Seite:
——————
Bei mir wurde auch nach dem Umzug (allerdings innerhalb RLP) die alte Adresse in die Erlaubnisscheine geschrieben. Als jetzt der Fischereischein verlängert werden musste, hat der Mensch vom Amt die neue Adresse dort eingetragen, jetzt bin ich die "Altlast" los.
Grüße,
Michael


----------



## brown-eye1910

*AW: Fischereischein nach Umzug in anderes Bundesland*

Moin, hab auch nochmal eine Frage zu dem Thema.
Ich hab meine Prüfung 2003 in Niedersachsen gemacht und besitze einen Schein auf Lebenszeit.
Nun wohne ich in Hamburg. Muss ich mir nun hier einen Jahresfischereischein beantragen, um an freien Gewässern zu angeln, oder reicht der aus NDS? Weil auf dem alten steht ja z.B. auch eine alte Adresse drauf, die nicht mehr aktuell ist.#c


----------



## brown-eye1910

*AW: Fischereischein nach Umzug in anderes Bundesland*

Keiner ne Ahnung?;+


----------



## Revilo62

*AW: Fischereischein nach Umzug in anderes Bundesland*

Ich denke, dass hier eine differenziertere Betrachtung erforderlich ist, soviele Bundesländer, so viele Fischereigesetze.
Beispiel Berlin: Fischereischeinprüfung --> Fischereischein für 10 Jahre, Verlängerung nach 5 Jahren erforderlich --> jährliche Fischereiabgabe ( 21 €)--> Nachweis durch Marke im Fischereischein
Beispiel Brandenburg : Fischereischeinprüfung--> Fischereischein,wahlweise auch auf Lebenszeit, jedoch muß alle 5 Jahre eineMarke geklebt werden ( ich glaube 40€), die Fischereiabgabe ist in den Bundesländern unterschiedlich gereglt, hier würde aber bei extrem pingligen Fischereiaufsehern der Schwindel mit der Wohnadresse schon auffallen und damit --> Verstoß gegen das Fischereigesetz, kann den Schein kosten


----------



## Revilo62

*AW: Fischereischein nach Umzug in anderes Bundesland*

Bei einer Kontrolle in Bayern durch die Polizei wurde explizit nach dem Prüfungsnachweis gefragt, gott sei dank dass ich den dabei hatte , durch einen Umzug vonBrandenburg nach Berlin und einer mehr als 10 jährigen Enthaltsamkeit vom Angeln nach der Wende mußte ich die Prüfungablegen, da meine alten Unterlagen vom DAV der DDR nicht anerkannt wurden. Dies hatte dann die Sherrifs auch beruhigt.
——————
Bereitgestelltes Material:
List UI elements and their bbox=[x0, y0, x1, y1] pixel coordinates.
——————
Gib aus dem Forenthread zum Fischereischein nach einem Umzug einen Abschnitt wortgetreu wieder. Setze bei den Worten „Keiner ne Ahnung?;+“ ein und höre nach „so viele Fischereigesetze.“ auf.

Antwort:
Keiner ne Ahnung?;+


----------



## Revilo62

*AW: Fischereischein nach Umzug in anderes Bundesland*

Ich denke, dass hier eine differenziertere Betrachtung erforderlich ist, soviele Bundesländer, so viele Fischereigesetze.